- _Directions for this task_
Reproduce all entries precisely, down to the last character.

+---+

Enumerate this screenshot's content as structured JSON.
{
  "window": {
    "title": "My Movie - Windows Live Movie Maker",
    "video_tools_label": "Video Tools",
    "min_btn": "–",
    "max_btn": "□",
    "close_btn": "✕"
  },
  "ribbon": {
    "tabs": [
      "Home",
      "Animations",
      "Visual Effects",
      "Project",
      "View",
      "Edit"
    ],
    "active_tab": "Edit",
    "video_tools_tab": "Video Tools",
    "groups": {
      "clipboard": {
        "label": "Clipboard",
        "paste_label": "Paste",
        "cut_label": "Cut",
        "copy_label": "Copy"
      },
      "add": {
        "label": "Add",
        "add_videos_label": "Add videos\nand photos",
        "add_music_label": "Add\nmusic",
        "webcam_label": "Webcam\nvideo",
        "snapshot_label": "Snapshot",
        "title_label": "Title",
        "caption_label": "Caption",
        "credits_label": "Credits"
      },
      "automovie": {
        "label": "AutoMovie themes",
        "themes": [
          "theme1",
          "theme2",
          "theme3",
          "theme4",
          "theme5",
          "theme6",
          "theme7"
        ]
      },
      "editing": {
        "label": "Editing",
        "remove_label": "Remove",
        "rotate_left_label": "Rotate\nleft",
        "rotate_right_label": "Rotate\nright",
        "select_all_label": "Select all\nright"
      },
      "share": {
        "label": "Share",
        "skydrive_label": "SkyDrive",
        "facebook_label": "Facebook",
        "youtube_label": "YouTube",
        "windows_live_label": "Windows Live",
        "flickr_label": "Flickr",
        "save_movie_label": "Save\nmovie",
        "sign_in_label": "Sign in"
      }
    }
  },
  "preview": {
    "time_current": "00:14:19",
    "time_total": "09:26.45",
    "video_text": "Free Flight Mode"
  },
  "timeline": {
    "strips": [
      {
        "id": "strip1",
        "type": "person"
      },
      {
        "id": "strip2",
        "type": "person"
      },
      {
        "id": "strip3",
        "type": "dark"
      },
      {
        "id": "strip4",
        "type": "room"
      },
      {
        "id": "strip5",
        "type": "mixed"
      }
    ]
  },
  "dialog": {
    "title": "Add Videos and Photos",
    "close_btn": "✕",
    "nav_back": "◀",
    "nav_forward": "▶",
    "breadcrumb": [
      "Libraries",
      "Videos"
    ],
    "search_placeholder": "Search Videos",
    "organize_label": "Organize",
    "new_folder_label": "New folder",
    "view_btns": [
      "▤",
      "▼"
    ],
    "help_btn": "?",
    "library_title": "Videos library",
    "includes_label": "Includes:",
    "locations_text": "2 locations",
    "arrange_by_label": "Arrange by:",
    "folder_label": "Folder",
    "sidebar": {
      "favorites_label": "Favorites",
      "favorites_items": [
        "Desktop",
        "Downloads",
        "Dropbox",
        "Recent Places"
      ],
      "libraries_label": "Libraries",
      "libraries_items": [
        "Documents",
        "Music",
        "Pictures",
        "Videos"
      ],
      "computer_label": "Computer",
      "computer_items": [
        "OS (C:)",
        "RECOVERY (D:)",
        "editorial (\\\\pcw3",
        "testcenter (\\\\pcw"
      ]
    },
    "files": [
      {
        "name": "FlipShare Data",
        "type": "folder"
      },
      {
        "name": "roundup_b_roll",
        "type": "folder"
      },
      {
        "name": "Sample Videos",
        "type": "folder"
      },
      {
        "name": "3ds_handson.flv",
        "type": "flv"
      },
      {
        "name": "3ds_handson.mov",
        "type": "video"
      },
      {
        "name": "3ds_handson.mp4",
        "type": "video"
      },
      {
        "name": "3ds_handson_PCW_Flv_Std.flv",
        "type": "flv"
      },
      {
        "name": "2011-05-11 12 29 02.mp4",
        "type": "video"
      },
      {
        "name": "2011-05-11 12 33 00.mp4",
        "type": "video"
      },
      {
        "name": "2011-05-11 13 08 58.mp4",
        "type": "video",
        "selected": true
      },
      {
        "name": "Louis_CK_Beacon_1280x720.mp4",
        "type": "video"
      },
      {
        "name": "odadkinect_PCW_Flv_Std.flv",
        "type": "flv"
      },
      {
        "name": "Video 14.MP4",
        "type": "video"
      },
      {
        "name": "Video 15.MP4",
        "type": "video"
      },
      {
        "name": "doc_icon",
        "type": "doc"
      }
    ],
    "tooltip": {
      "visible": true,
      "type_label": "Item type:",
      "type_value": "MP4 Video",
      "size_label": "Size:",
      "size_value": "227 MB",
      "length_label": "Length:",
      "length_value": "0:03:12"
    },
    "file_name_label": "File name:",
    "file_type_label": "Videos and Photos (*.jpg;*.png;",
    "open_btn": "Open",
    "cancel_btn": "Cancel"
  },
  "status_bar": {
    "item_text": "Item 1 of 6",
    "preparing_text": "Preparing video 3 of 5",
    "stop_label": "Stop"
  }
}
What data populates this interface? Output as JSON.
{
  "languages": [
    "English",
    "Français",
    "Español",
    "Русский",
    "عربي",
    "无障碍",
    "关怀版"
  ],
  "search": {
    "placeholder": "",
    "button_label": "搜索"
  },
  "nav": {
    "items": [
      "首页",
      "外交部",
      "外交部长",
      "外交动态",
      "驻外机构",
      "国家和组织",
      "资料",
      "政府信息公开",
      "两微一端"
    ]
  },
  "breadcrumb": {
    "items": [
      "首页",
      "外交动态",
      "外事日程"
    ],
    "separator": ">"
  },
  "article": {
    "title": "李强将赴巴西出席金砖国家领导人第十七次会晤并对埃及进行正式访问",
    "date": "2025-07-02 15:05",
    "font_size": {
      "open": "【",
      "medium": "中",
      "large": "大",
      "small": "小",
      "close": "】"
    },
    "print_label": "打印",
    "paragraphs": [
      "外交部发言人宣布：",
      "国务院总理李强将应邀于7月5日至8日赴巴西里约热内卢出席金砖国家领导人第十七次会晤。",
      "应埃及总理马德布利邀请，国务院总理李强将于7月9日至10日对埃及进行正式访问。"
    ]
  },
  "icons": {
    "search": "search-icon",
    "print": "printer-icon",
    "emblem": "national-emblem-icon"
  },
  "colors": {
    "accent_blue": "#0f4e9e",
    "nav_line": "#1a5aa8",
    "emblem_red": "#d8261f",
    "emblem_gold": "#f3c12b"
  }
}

+---+

- _Answer to the exercise_
Enumerate this screenshot's content as structured JSON.
{
  "window": {
    "title": "My Movie - Windows Live Movie Maker",
    "video_tools_label": "Video Tools",
    "min_btn": "–",
    "max_btn": "□",
    "close_btn": "✕"
  },
  "ribbon": {
    "tabs": [
      "Home",
      "Animations",
      "Visual Effects",
      "Project",
      "View",
      "Edit"
    ],
    "active_tab": "Edit",
    "video_tools_tab": "Video Tools",
    "groups": {
      "clipboard": {
        "label": "Clipboard",
        "paste_label": "Paste",
        "cut_label": "Cut",
        "copy_label": "Copy"
      },
      "add": {
        "label": "Add",
        "add_videos_label": "Add videos\nand photos",
        "add_music_label": "Add\nmusic",
        "webcam_label": "Webcam\nvideo",
        "snapshot_label": "Snapshot",
        "title_label": "Title",
        "caption_label": "Caption",
        "credits_label": "Credits"
      },
      "automovie": {
        "label": "AutoMovie themes",
        "themes": [
          "theme1",
          "theme2",
          "theme3",
          "theme4",
          "theme5",
          "theme6",
          "theme7"
        ]
      },
      "editing": {
        "label": "Editing",
        "remove_label": "Remove",
        "rotate_left_label": "Rotate\nleft",
        "rotate_right_label": "Rotate\nright",
        "select_all_label": "Select all\nright"
      },
      "share": {
        "label": "Share",
        "skydrive_label": "SkyDrive",
        "facebook_label": "Facebook",
        "youtube_label": "YouTube",
        "windows_live_label": "Windows Live",
        "flickr_label": "Flickr",
        "save_movie_label": "Save\nmovie",
        "sign_in_label": "Sign in"
      }
    }
  },
  "preview": {
    "time_current": "00:14:19",
    "time_total": "09:26.45",
    "video_text": "Free Flight Mode"
  },
  "timeline": {
    "strips": [
      {
        "id": "strip1",
        "type": "person"
      },
      {
        "id": "strip2",
        "type": "person"
      },
      {
        "id": "strip3",
        "type": "dark"
      },
      {
        "id": "strip4",
        "type": "room"
      },
      {
        "id": "strip5",
        "type": "mixed"
      }
    ]
  },
  "dialog": {
    "title": "Add Videos and Photos",
    "close_btn": "✕",
    "nav_back": "◀",
    "nav_forward": "▶",
    "breadcrumb": [
      "Libraries",
      "Videos"
    ],
    "search_placeholder": "Search Videos",
    "organize_label": "Organize",
    "new_folder_label": "New folder",
    "view_btns": [
      "▤",
      "▼"
    ],
    "help_btn": "?",
    "library_title": "Videos library",
    "includes_label": "Includes:",
    "locations_text": "2 locations",
    "arrange_by_label": "Arrange by:",
    "folder_label": "Folder",
    "sidebar": {
      "favorites_label": "Favorites",
      "favorites_items": [
        "Desktop",
        "Downloads",
        "Dropbox",
        "Recent Places"
      ],
      "libraries_label": "Libraries",
      "libraries_items": [
        "Documents",
        "Music",
        "Pictures",
        "Videos"
      ],
      "computer_label": "Computer",
      "computer_items": [
        "OS (C:)",
        "RECOVERY (D:)",
        "editorial (\\\\pcw3",
        "testcenter (\\\\pcw"
      ]
    },
    "files": [
      {
        "name": "FlipShare Data",
        "type": "folder"
      },
      {
        "name": "roundup_b_roll",
        "type": "folder"
      },
      {
        "name": "Sample Videos",
        "type": "folder"
      },
      {
        "name": "3ds_handson.flv",
        "type": "flv"
      },
      {
        "name": "3ds_handson.mov",
        "type": "video"
      },
      {
        "name": "3ds_handson.mp4",
        "type": "video"
      },
      {
        "name": "3ds_handson_PCW_Flv_Std.flv",
        "type": "flv"
      },
      {
        "name": "2011-05-11 12 29 02.mp4",
        "type": "video"
      },
      {
        "name": "2011-05-11 12 33 00.mp4",
        "type": "video"
      },
      {
        "name": "2011-05-11 13 08 58.mp4",
        "type": "video",
        "selected": true
      },
      {
        "name": "Louis_CK_Beacon_1280x720.mp4",
        "type": "video"
      },
      {
        "name": "odadkinect_PCW_Flv_Std.flv",
        "type": "flv"
      },
      {
        "name": "Video 14.MP4",
        "type": "video"
      },
      {
        "name": "Video 15.MP4",
        "type": "video"
      },
      {
        "name": "doc_icon",
        "type": "doc"
      }
    ],
    "tooltip": {
      "visible": true,
      "type_label": "Item type:",
      "type_value": "MP4 Video",
      "size_label": "Size:",
      "size_value": "227 MB",
      "length_label": "Length:",
      "length_value": "0:03:12"
    },
    "file_name_label": "File name:",
    "file_type_label": "Videos and Photos (*.jpg;*.png;",
    "open_btn": "Open",
    "cancel_btn": "Cancel"
  },
  "status_bar": {
    "item_text": "Item 1 of 6",
    "preparing_text": "Preparing video 3 of 5",
    "stop_label": "Stop"
  }
}
What data populates this interface? Output as JSON.
{
  "languages": [
    "English",
    "Français",
    "Español",
    "Русский",
    "عربي",
    "无障碍",
    "关怀版"
  ],
  "search": {
    "placeholder": "",
    "button_label": "搜索"
  },
  "nav": {
    "items": [
      "首页",
      "外交部",
      "外交部长",
      "外交动态",
      "驻外机构",
      "国家和组织",
      "资料",
      "政府信息公开",
      "两微一端"
    ]
  },
  "breadcrumb": {
    "items": [
      "首页",
      "外交动态",
      "外事日程"
    ],
    "separator": ">"
  },
  "article": {
    "title": "李强将赴巴西出席金砖国家领导人第十七次会晤并对埃及进行正式访问",
    "date": "2025-07-02 15:05",
    "font_size": {
      "open": "【",
      "medium": "中",
      "large": "大",
      "small": "小",
      "close": "】"
    },
    "print_label": "打印",
    "paragraphs": [
      "外交部发言人宣布：",
      "国务院总理李强将应邀于7月5日至8日赴巴西里约热内卢出席金砖国家领导人第十七次会晤。",
      "应埃及总理马德布利邀请，国务院总理李强将于7月9日至10日对埃及进行正式访问。"
    ]
  },
  "icons": {
    "search": "search-icon",
    "print": "printer-icon",
    "emblem": "national-emblem-icon"
  },
  "colors": {
    "accent_blue": "#0f4e9e",
    "nav_line": "#1a5aa8",
    "emblem_red": "#d8261f",
    "emblem_gold": "#f3c12b"
  }
}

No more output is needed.